■ **Input material**:
* Start *

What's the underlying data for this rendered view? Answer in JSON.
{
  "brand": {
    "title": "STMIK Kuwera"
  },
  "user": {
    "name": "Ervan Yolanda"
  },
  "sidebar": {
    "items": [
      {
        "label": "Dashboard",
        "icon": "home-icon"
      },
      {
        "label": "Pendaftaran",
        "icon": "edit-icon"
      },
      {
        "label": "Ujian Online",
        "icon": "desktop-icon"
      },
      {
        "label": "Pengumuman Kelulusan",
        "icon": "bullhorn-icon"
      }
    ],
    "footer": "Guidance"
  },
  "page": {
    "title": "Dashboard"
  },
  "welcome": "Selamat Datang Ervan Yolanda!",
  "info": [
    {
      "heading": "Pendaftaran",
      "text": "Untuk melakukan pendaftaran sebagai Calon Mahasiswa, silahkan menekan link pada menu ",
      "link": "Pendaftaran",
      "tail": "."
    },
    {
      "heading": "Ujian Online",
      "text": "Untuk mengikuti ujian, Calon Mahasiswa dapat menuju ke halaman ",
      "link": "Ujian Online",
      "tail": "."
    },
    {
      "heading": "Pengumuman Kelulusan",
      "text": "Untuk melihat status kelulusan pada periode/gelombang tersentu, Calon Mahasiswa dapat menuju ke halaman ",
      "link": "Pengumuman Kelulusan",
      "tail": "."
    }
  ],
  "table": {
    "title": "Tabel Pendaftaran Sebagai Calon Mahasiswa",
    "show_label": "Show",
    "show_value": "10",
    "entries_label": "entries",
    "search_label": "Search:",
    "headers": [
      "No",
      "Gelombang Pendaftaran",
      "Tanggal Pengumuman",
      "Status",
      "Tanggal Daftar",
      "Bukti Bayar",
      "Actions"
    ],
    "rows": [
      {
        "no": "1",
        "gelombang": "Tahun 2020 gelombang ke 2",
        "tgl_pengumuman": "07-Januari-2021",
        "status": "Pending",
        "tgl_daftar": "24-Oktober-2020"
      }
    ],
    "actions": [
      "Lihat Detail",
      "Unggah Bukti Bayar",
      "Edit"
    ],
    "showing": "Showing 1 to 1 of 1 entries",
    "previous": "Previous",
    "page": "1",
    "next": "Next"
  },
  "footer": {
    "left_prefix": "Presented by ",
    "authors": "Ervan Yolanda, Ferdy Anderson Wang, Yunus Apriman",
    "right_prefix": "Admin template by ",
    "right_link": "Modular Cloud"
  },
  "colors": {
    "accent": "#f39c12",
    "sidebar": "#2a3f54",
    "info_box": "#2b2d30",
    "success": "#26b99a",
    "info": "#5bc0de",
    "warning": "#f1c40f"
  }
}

* End *

Extract all the material, leaving every line as it is.

■ **Written answer**:
What's the underlying data for this rendered view? Answer in JSON.
{
  "brand": {
    "title": "STMIK Kuwera"
  },
  "user": {
    "name": "Ervan Yolanda"
  },
  "sidebar": {
    "items": [
      {
        "label": "Dashboard",
        "icon": "home-icon"
      },
      {
        "label": "Pendaftaran",
        "icon": "edit-icon"
      },
      {
        "label": "Ujian Online",
        "icon": "desktop-icon"
      },
      {
        "label": "Pengumuman Kelulusan",
        "icon": "bullhorn-icon"
      }
    ],
    "footer": "Guidance"
  },
  "page": {
    "title": "Dashboard"
  },
  "welcome": "Selamat Datang Ervan Yolanda!",
  "info": [
    {
      "heading": "Pendaftaran",
      "text": "Untuk melakukan pendaftaran sebagai Calon Mahasiswa, silahkan menekan link pada menu ",
      "link": "Pendaftaran",
      "tail": "."
    },
    {
      "heading": "Ujian Online",
      "text": "Untuk mengikuti ujian, Calon Mahasiswa dapat menuju ke halaman ",
      "link": "Ujian Online",
      "tail": "."
    },
    {
      "heading": "Pengumuman Kelulusan",
      "text": "Untuk melihat status kelulusan pada periode/gelombang tersentu, Calon Mahasiswa dapat menuju ke halaman ",
      "link": "Pengumuman Kelulusan",
      "tail": "."
    }
  ],
  "table": {
    "title": "Tabel Pendaftaran Sebagai Calon Mahasiswa",
    "show_label": "Show",
    "show_value": "10",
    "entries_label": "entries",
    "search_label": "Search:",
    "headers": [
      "No",
      "Gelombang Pendaftaran",
      "Tanggal Pengumuman",
      "Status",
      "Tanggal Daftar",
      "Bukti Bayar",
      "Actions"
    ],
    "rows": [
      {
        "no": "1",
        "gelombang": "Tahun 2020 gelombang ke 2",
        "tgl_pengumuman": "07-Januari-2021",
        "status": "Pending",
        "tgl_daftar": "24-Oktober-2020"
      }
    ],
    "actions": [
      "Lihat Detail",
      "Unggah Bukti Bayar",
      "Edit"
    ],
    "showing": "Showing 1 to 1 of 1 entries",
    "previous": "Previous",
    "page": "1",
    "next": "Next"
  },
  "footer": {
    "left_prefix": "Presented by ",
    "authors": "Ervan Yolanda, Ferdy Anderson Wang, Yunus Apriman",
    "right_prefix": "Admin template by ",
    "right_link": "Modular Cloud"
  },
  "colors": {
    "accent": "#f39c12",
    "sidebar": "#2a3f54",
    "info_box": "#2b2d30",
    "success": "#26b99a",
    "info": "#5bc0de",
    "warning": "#f1c40f"
  }
}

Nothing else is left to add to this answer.